What to produce: In the material below, the lines containing the word "wird" are required; copy each of them.

Data for this exercise:
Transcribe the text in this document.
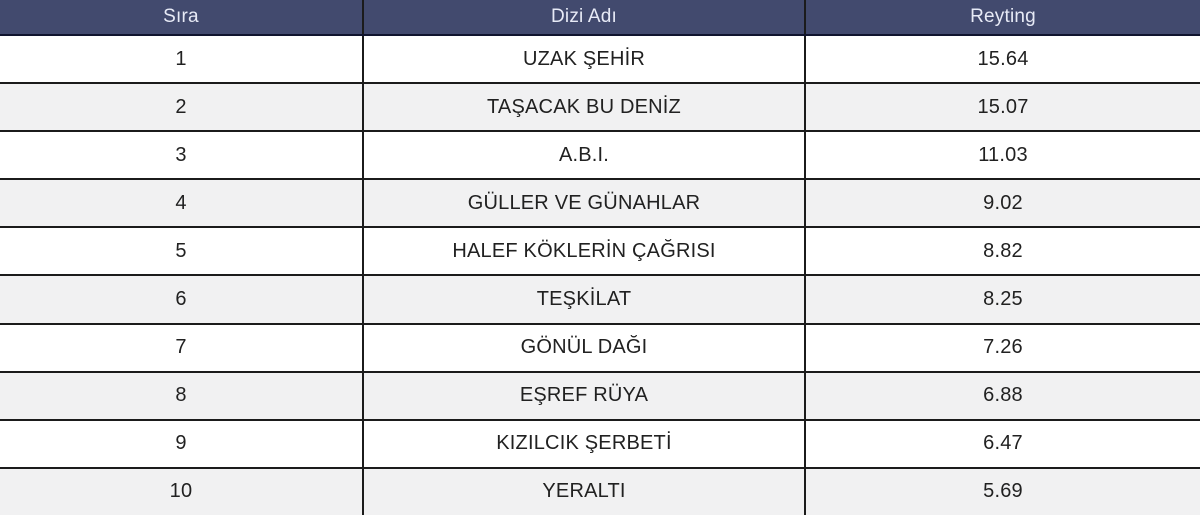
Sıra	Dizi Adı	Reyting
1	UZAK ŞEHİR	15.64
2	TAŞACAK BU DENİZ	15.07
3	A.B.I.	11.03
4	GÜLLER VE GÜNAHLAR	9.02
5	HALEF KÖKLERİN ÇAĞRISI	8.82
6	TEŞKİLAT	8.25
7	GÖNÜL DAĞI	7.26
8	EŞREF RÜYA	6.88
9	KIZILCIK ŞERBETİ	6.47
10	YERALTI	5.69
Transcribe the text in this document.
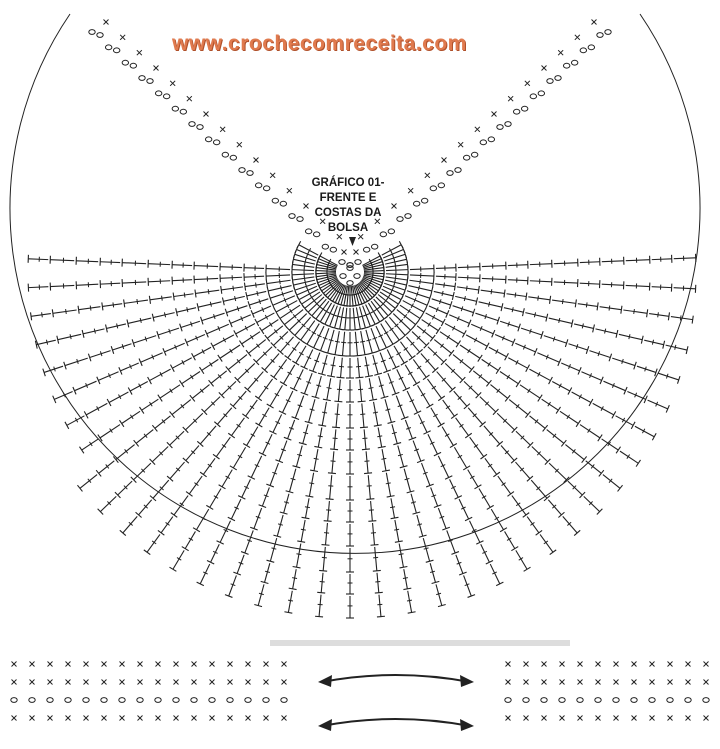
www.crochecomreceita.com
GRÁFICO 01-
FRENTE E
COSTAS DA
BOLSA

...

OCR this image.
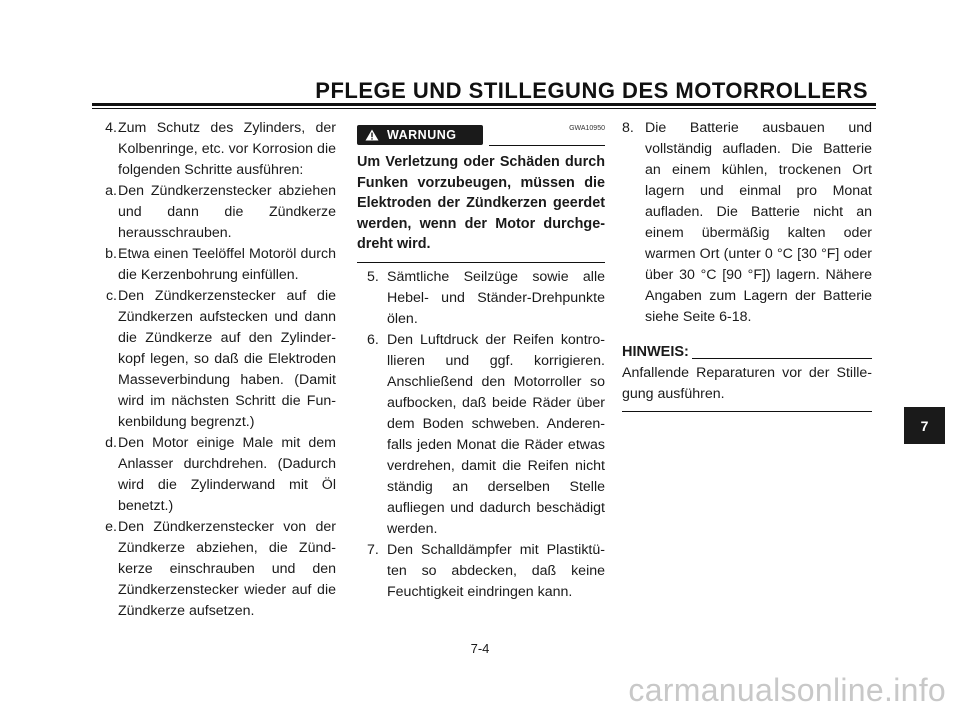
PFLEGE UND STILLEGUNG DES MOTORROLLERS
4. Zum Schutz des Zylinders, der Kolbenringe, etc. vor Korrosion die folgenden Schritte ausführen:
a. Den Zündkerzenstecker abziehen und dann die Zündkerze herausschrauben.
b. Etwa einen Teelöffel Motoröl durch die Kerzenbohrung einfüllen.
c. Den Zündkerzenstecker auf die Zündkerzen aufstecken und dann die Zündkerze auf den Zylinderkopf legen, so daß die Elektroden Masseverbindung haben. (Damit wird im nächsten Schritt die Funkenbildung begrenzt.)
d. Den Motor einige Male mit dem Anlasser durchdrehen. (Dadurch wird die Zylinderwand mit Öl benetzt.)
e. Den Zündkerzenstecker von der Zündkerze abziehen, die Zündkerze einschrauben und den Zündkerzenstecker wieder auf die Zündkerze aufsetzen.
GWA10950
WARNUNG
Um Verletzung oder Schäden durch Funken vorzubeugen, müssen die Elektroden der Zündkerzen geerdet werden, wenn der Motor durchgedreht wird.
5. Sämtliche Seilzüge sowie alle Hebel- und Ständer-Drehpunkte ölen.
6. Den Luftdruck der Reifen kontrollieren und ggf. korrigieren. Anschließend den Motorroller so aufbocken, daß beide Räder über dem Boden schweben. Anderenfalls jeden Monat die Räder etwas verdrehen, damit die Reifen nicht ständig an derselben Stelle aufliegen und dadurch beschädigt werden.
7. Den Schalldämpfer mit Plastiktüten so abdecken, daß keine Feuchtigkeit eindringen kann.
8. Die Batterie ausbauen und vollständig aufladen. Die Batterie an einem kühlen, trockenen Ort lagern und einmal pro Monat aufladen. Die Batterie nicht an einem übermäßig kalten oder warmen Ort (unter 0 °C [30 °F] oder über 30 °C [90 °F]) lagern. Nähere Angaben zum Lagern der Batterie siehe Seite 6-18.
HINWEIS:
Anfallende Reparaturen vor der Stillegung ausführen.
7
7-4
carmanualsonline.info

Solved exercise:
c. Den Zündkerzenstecker auf die Zündkerzen aufstecken und dann die Zündkerze auf den Zylinderkopf legen, so daß die Elektroden Masseverbindung haben. (Damit wird im nächsten Schritt die Funkenbildung begrenzt.)
d. Den Motor einige Male mit dem Anlasser durchdrehen. (Dadurch wird die Zylinderwand mit Öl benetzt.)
Um Verletzung oder Schäden durch Funken vorzubeugen, müssen die Elektroden der Zündkerzen geerdet werden, wenn der Motor durchgedreht wird.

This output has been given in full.